— SHORT EXERCISE —
Write the next part of the sand-casting mold description that follows, picking up right after its final sentence.
++++ PAGE EXTRACT
In fabricating a sand casting from the pyramid module set 12 of FIG. 2, the pyramid mold 14 is inverted and the post 18 and cap 20 are positioned on the apex projections 28. Wet or damp sand is then packed in the inverted mold around the support post 18 flush with the perimeter edges 34 of the open pyramid mold 14. It is to be understood that other compactible materials such as snow may be utilized. The support plate 16 has a centrally positioned socket member 36 with a recess 38 to receive the distal end 40 of the support post 18. While the filled mold 14 is inverted, the support plate 16 is oriented to direct the recess 38 of the socket member 36 at the distal end 40 of the installed support post 18. While orienting the edges 42 of the support plate 16 in alignment with the perimeter edges 34 of the pyramid mold 14 that define the opening of the mold, the support plate 16 is pressed against the support post 18 to engage the distal end 40 of the support post 18 with the socket member 36 of the support plate.
When the sand-packed mold 14 is returned to a right-side position and the mold 14 removed from the support plate 16, the support post 18 and cap 20 form an integral part of the sand casting. The support plate 16 is sufficiently rigid to support the sand casting and enable the casting to be lifted and moved to a desired location by the builder. It is to be understood that the opening for release of the sand casting is equal or greater than the internal cross dimension to enable release of the casting.
When the builder constructs a multi-tiered structure as shown in FIG. 1, the top cap 20 remains installed on the distal end 40 of the support post 18. The top cap 20 has a socket portion 44 and a plate portion 46. The plate portion 46 has four short corner pegs 48 that are sized to engage one of the corner holes or dimples 50 in each of a group of plates, enabling the structure 10 as shown in FIG. 1 to be constructed with substantial stability. The top casting 22a is made without using the cap 20 by filling the apex portion above the projections 28 with sand. The post 18 is positioned on the sand and centered while the rest of the mold is filled with sand as described above. As noted, the structure of FIG. 1 is constructed using a single mold and a plurality of plate, post and cap members. Other configurations of a mold are shown with reference to FIGS. 4-8, and the sand castings can be combined and integrated into a variety of different sand structures.
++++++++
++++ PROVIDED MATERIAL
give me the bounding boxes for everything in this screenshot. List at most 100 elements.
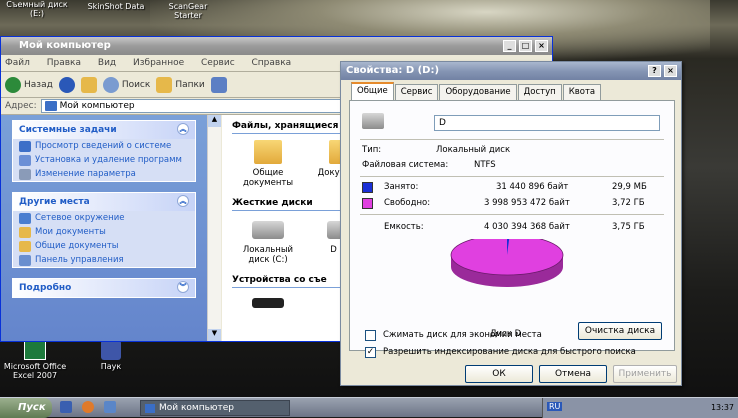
scroll-down-icon[interactable]: ▼ (208, 329, 221, 341)
views-button[interactable] (210, 76, 227, 93)
index-checkbox[interactable]: ✓ (365, 347, 376, 358)
ok-button[interactable]: ОК (465, 365, 533, 383)
task-add-remove-programs[interactable]: Установка и удаление программ (13, 153, 195, 167)
forward-arrow-icon (58, 76, 75, 93)
desktop-icon-excel[interactable]: Microsoft Office Excel 2007 (0, 340, 70, 380)
language-indicator[interactable]: RU (547, 402, 563, 411)
tab-sharing[interactable]: Доступ (517, 84, 562, 100)
forward-button[interactable] (58, 76, 75, 93)
explorer-titlebar[interactable]: Мой компьютер _ □ × (1, 37, 552, 55)
free-color-swatch (362, 198, 373, 209)
compress-checkbox[interactable] (365, 330, 376, 341)
system-tasks-header[interactable]: Системные задачи ︽ (13, 121, 195, 139)
menu-file[interactable]: Файл (5, 58, 30, 68)
system-tray: RU 13:37 (542, 398, 738, 418)
removable-device[interactable] (232, 294, 304, 314)
apply-button[interactable]: Применить (613, 365, 677, 383)
hard-drive-icon (252, 221, 284, 239)
collapse-icon[interactable]: ︽ (177, 123, 189, 135)
used-color-swatch (362, 182, 373, 193)
tab-hardware[interactable]: Оборудование (439, 84, 517, 100)
filesystem-value: NTFS (474, 160, 496, 170)
window-title: Мой компьютер (19, 40, 111, 51)
tab-tools[interactable]: Сервис (394, 84, 439, 100)
used-label: Занято: (384, 182, 419, 192)
search-button[interactable]: Поиск (102, 76, 150, 93)
capacity-label: Емкость: (384, 222, 424, 232)
other-places-panel: Другие места ︽ Сетевое окружение Мои доку… (12, 192, 196, 268)
shared-folder-icon (19, 241, 31, 252)
place-control-panel[interactable]: Панель управления (13, 253, 195, 267)
vertical-scrollbar[interactable]: ▲ ▼ (207, 115, 221, 341)
desktop-icon-spider[interactable]: Паук (86, 340, 136, 371)
compress-label: Сжимать диск для экономии места (383, 330, 542, 340)
minimize-icon[interactable]: _ (503, 40, 516, 52)
desktop-icon-skinshot[interactable]: SkinShot Data (76, 2, 156, 11)
maximize-icon[interactable]: □ (519, 40, 532, 52)
dialog-title: Свойства: D (D:) (346, 65, 440, 76)
taskbar-window-button[interactable]: Мой компьютер (140, 400, 290, 416)
task-change-setting[interactable]: Изменение параметра (13, 167, 195, 181)
index-label: Разрешить индексирование диска для быстр… (383, 347, 636, 357)
control-panel-icon (19, 255, 31, 266)
free-short: 3,72 ГБ (612, 198, 645, 208)
control-icon (19, 169, 31, 180)
menu-tools[interactable]: Сервис (201, 58, 235, 68)
tab-quota[interactable]: Квота (562, 84, 602, 100)
removable-drive-icon (252, 298, 284, 308)
drive-label-input[interactable]: D (434, 115, 660, 131)
menu-edit[interactable]: Правка (47, 58, 81, 68)
quicklaunch-icon[interactable] (104, 401, 116, 413)
folder-shared-documents[interactable]: Общие документы (232, 140, 304, 188)
computer-icon (44, 101, 57, 111)
hard-drive-icon (362, 113, 384, 129)
up-button[interactable] (80, 76, 97, 93)
properties-dialog: Свойства: D (D:) ? × Общие Сервис Оборуд… (340, 61, 682, 386)
drive-c[interactable]: Локальный диск (C:) (232, 217, 304, 265)
task-pane: Системные задачи ︽ Просмотр сведений о си… (1, 115, 207, 341)
type-value: Локальный диск (436, 145, 511, 155)
capacity-bytes: 4 030 394 368 байт (484, 222, 570, 232)
expand-icon[interactable]: ︾ (177, 281, 189, 293)
back-button[interactable]: Назад (5, 76, 53, 93)
close-icon[interactable]: × (535, 40, 548, 52)
folder-icon (254, 140, 282, 164)
address-label: Адрес: (5, 101, 37, 111)
details-panel: Подробно ︾ (12, 278, 196, 298)
cancel-button[interactable]: Отмена (539, 365, 607, 383)
menu-favorites[interactable]: Избранное (133, 58, 184, 68)
tab-strip: Общие Сервис Оборудование Доступ Квота (351, 82, 602, 100)
place-shared-documents[interactable]: Общие документы (13, 239, 195, 253)
show-desktop-icon[interactable] (60, 401, 72, 413)
used-bytes: 31 440 896 байт (496, 182, 569, 192)
start-button[interactable]: Пуск (0, 398, 52, 418)
place-my-documents[interactable]: Мои документы (13, 225, 195, 239)
disk-cleanup-button[interactable]: Очистка диска (578, 322, 662, 340)
task-view-system-info[interactable]: Просмотр сведений о системе (13, 139, 195, 153)
desktop-icon-removable-disk[interactable]: Съемный диск (E:) (2, 0, 72, 18)
excel-icon (24, 340, 46, 360)
help-icon[interactable]: ? (648, 65, 661, 77)
tab-general[interactable]: Общие (351, 82, 394, 100)
folders-button[interactable]: Папки (156, 76, 205, 93)
details-header[interactable]: Подробно ︾ (13, 279, 195, 297)
views-icon (210, 76, 227, 93)
browser-icon[interactable] (82, 401, 94, 413)
menu-view[interactable]: Вид (98, 58, 116, 68)
menu-help[interactable]: Справка (252, 58, 292, 68)
collapse-icon[interactable]: ︽ (177, 195, 189, 207)
divider (360, 176, 664, 177)
search-icon (102, 76, 119, 93)
monitor-icon (19, 141, 31, 152)
filesystem-label: Файловая система: (362, 160, 449, 170)
network-icon (19, 213, 31, 224)
general-tab-panel: D Тип: Локальный диск Файловая система: … (349, 100, 675, 351)
close-icon[interactable]: × (664, 65, 677, 77)
place-network[interactable]: Сетевое окружение (13, 211, 195, 225)
clock: 13:37 (710, 403, 734, 412)
other-places-header[interactable]: Другие места ︽ (13, 193, 195, 211)
desktop-icon-scangear[interactable]: ScanGear Starter (158, 2, 218, 20)
dialog-titlebar[interactable]: Свойства: D (D:) ? × (341, 62, 681, 80)
taskbar: Пуск Мой компьютер RU 13:37 (0, 397, 738, 418)
scroll-up-icon[interactable]: ▲ (208, 115, 221, 127)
++++++++
— EXERCISE OUTPUT —
Referring to FIG. 5, a mold 54 having the traditional configuration of a common sand pail, is in the form of a truncated cone. In a similar manner, the module set 12 has a circular base plate 56 and a circular top plate 58. Both the base plate 56 and top plate 58 have a centrally positioned socket member 36 which engages a support post 18, as previously described. Again, in use, the conical mold 54 is inverted and the top plate 58 deposited in the bottom 59 of the mold. The support post 18 is installed in the socket member 36 in the top plate 58. Sand is packed into the mold around the post 18 and the base plate 56 pressed against the sand to engage the socket member 36 with the distal end 40 of the post. The mold is then inverted and the casting drops from the mold with the top plate 58 for placement in a desired structure.
Small interconnector members 60, similar in construction to the caps 20, but without a socket member, are provided for interconnecting multiple castings. The interconnection member 60 is square in configuration with a small projecting corner peg 48 in the four topside and bottom side corners. The corner pegs engage holes or dimples 62 spaced around the perimeter of the base plate 56 and the top plate 58.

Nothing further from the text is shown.